→ **DATASET ROWS**:
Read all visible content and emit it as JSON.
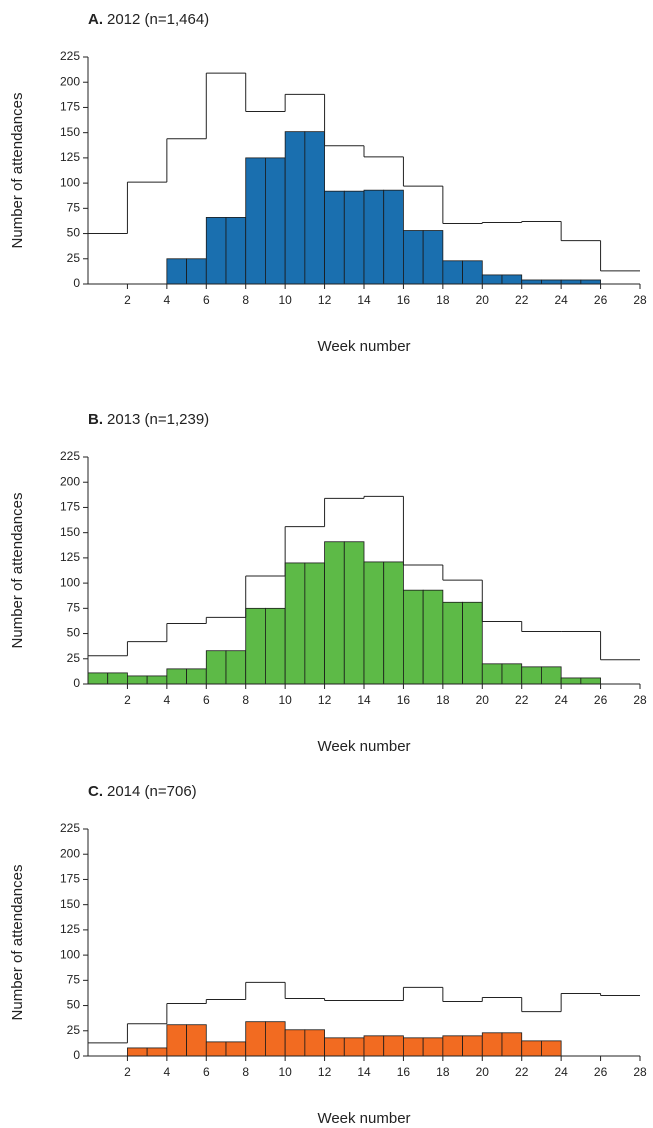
{
  "chart_data": [
    {
      "type": "histogram",
      "label": "A.",
      "title": "2012 (n=1,464)",
      "xlabel": "Week number",
      "ylabel": "Number of attendances",
      "color": "#1a6faf",
      "bins": [
        0,
        1,
        2,
        3,
        4,
        5,
        6,
        7,
        8,
        9,
        10,
        11,
        12,
        13,
        14,
        15,
        16,
        17,
        18,
        19,
        20,
        21,
        22,
        23,
        24,
        25,
        26,
        27,
        28
      ],
      "values": [
        0,
        0,
        0,
        0,
        25,
        25,
        66,
        66,
        125,
        125,
        151,
        151,
        92,
        92,
        93,
        93,
        53,
        53,
        23,
        23,
        9,
        9,
        4,
        4,
        4,
        4,
        0,
        0
      ],
      "outline": {
        "x": [
          0,
          2,
          4,
          6,
          8,
          10,
          12,
          14,
          16,
          18,
          20,
          22,
          24,
          26,
          28
        ],
        "values": [
          50,
          101,
          144,
          209,
          171,
          188,
          137,
          126,
          97,
          60,
          61,
          62,
          43,
          13
        ]
      },
      "xlim": [
        0,
        28
      ],
      "ylim": [
        0,
        225
      ],
      "xticks": [
        2,
        4,
        6,
        8,
        10,
        12,
        14,
        16,
        18,
        20,
        22,
        24,
        26,
        28
      ],
      "yticks": [
        0,
        25,
        50,
        75,
        100,
        125,
        150,
        175,
        200,
        225
      ]
    },
    {
      "type": "histogram",
      "label": "B.",
      "title": "2013 (n=1,239)",
      "xlabel": "Week number",
      "ylabel": "Number of attendances",
      "color": "#5dba47",
      "bins": [
        0,
        1,
        2,
        3,
        4,
        5,
        6,
        7,
        8,
        9,
        10,
        11,
        12,
        13,
        14,
        15,
        16,
        17,
        18,
        19,
        20,
        21,
        22,
        23,
        24,
        25,
        26,
        27,
        28
      ],
      "values": [
        11,
        11,
        8,
        8,
        15,
        15,
        33,
        33,
        75,
        75,
        120,
        120,
        141,
        141,
        121,
        121,
        93,
        93,
        81,
        81,
        20,
        20,
        17,
        17,
        6,
        6,
        0,
        0
      ],
      "outline": {
        "x": [
          0,
          2,
          4,
          6,
          8,
          10,
          12,
          14,
          16,
          18,
          20,
          22,
          24,
          26,
          28
        ],
        "values": [
          28,
          42,
          60,
          66,
          107,
          156,
          184,
          186,
          118,
          103,
          62,
          52,
          52,
          24
        ]
      },
      "xlim": [
        0,
        28
      ],
      "ylim": [
        0,
        225
      ],
      "xticks": [
        2,
        4,
        6,
        8,
        10,
        12,
        14,
        16,
        18,
        20,
        22,
        24,
        26,
        28
      ],
      "yticks": [
        0,
        25,
        50,
        75,
        100,
        125,
        150,
        175,
        200,
        225
      ]
    },
    {
      "type": "histogram",
      "label": "C.",
      "title": "2014 (n=706)",
      "xlabel": "Week number",
      "ylabel": "Number of attendances",
      "color": "#f26b21",
      "bins": [
        0,
        1,
        2,
        3,
        4,
        5,
        6,
        7,
        8,
        9,
        10,
        11,
        12,
        13,
        14,
        15,
        16,
        17,
        18,
        19,
        20,
        21,
        22,
        23,
        24,
        25,
        26,
        27,
        28
      ],
      "values": [
        0,
        0,
        8,
        8,
        31,
        31,
        14,
        14,
        34,
        34,
        26,
        26,
        18,
        18,
        20,
        20,
        18,
        18,
        20,
        20,
        23,
        23,
        15,
        15,
        0,
        0,
        0,
        0
      ],
      "outline": {
        "x": [
          0,
          2,
          4,
          6,
          8,
          10,
          12,
          14,
          16,
          18,
          20,
          22,
          24,
          26,
          28
        ],
        "values": [
          13,
          32,
          52,
          56,
          73,
          57,
          55,
          55,
          68,
          54,
          58,
          44,
          62,
          60
        ]
      },
      "xlim": [
        0,
        28
      ],
      "ylim": [
        0,
        225
      ],
      "xticks": [
        2,
        4,
        6,
        8,
        10,
        12,
        14,
        16,
        18,
        20,
        22,
        24,
        26,
        28
      ],
      "yticks": [
        0,
        25,
        50,
        75,
        100,
        125,
        150,
        175,
        200,
        225
      ]
    }
  ]
}
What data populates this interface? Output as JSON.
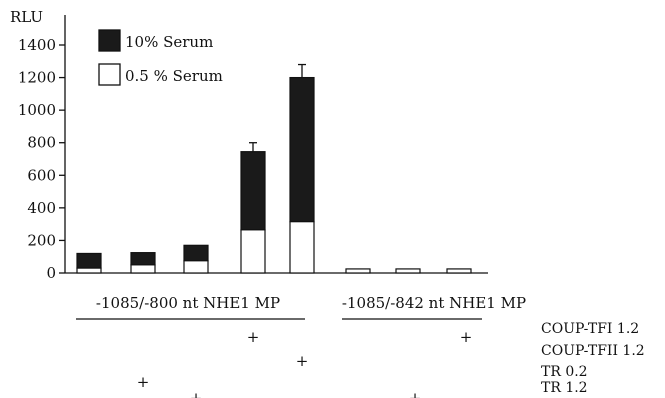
{
  "chart_data": {
    "type": "bar",
    "stacked": true,
    "ylabel": "RLU",
    "ylim": [
      0,
      1400
    ],
    "yticks": [
      0,
      200,
      400,
      600,
      800,
      1000,
      1200,
      1400
    ],
    "grid": false,
    "legend_position": "top-left",
    "series": [
      {
        "name": "0.5 % Serum",
        "color": "#ffffff",
        "values": [
          30,
          50,
          75,
          265,
          315,
          25,
          25,
          25
        ]
      },
      {
        "name": "10% Serum",
        "color": "#1a1a1a",
        "values": [
          90,
          75,
          95,
          480,
          885,
          0,
          0,
          0
        ]
      }
    ],
    "error_bars": [
      null,
      null,
      null,
      55,
      80,
      null,
      null,
      null
    ],
    "group_labels": [
      {
        "text": "-1085/-800 nt NHE1 MP",
        "bars": [
          0,
          1,
          2,
          3,
          4
        ]
      },
      {
        "text": "-1085/-842 nt NHE1 MP",
        "bars": [
          5,
          6,
          7
        ]
      }
    ],
    "factors": [
      {
        "name": "COUP-TFI 1.2",
        "bars_with_plus": [
          3,
          7
        ]
      },
      {
        "name": "COUP-TFII 1.2",
        "bars_with_plus": [
          4
        ]
      },
      {
        "name": "TR 0.2",
        "bars_with_plus": [
          1
        ]
      },
      {
        "name": "TR 1.2",
        "bars_with_plus": [
          2,
          6
        ]
      }
    ],
    "plus_symbol": "+"
  }
}
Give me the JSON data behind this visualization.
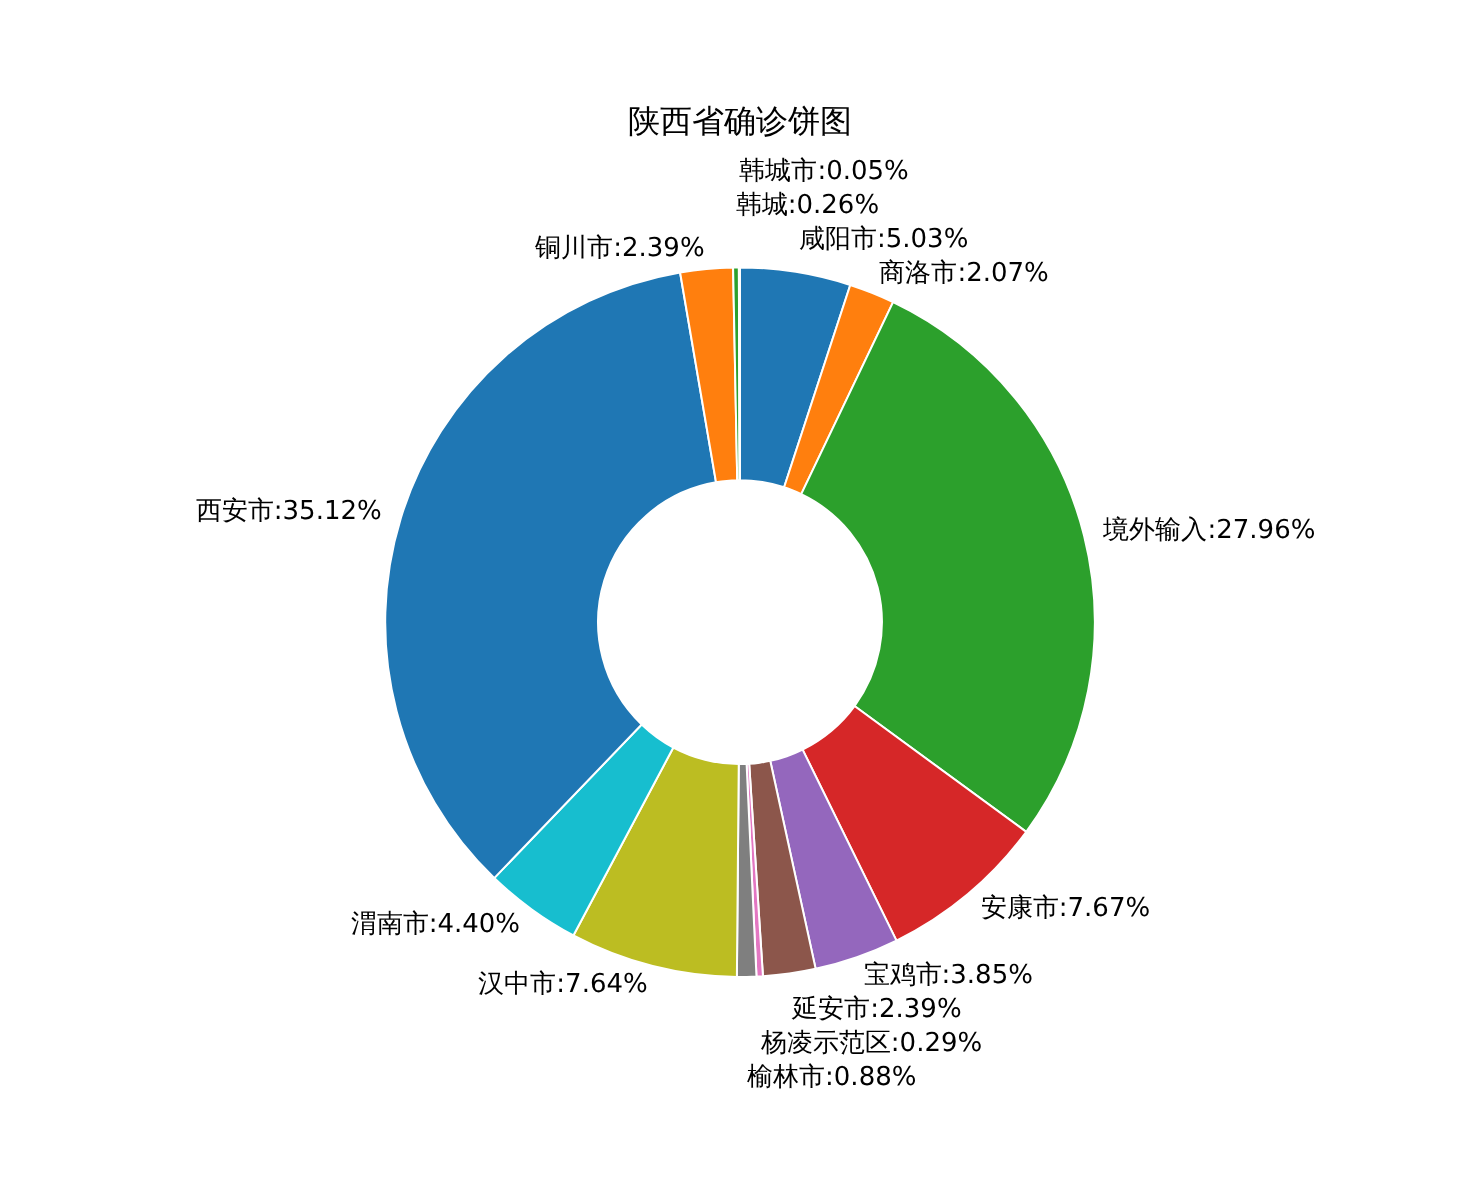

→ **REQUIREMENT**: Extract every line from the records above that contains the word "title".

→ **RESULT OF THIS EXERCISE**:
      "title": "2012 (n=1,464)",
      "title": "2013 (n=1,239)",
      "title": "2014 (n=706)",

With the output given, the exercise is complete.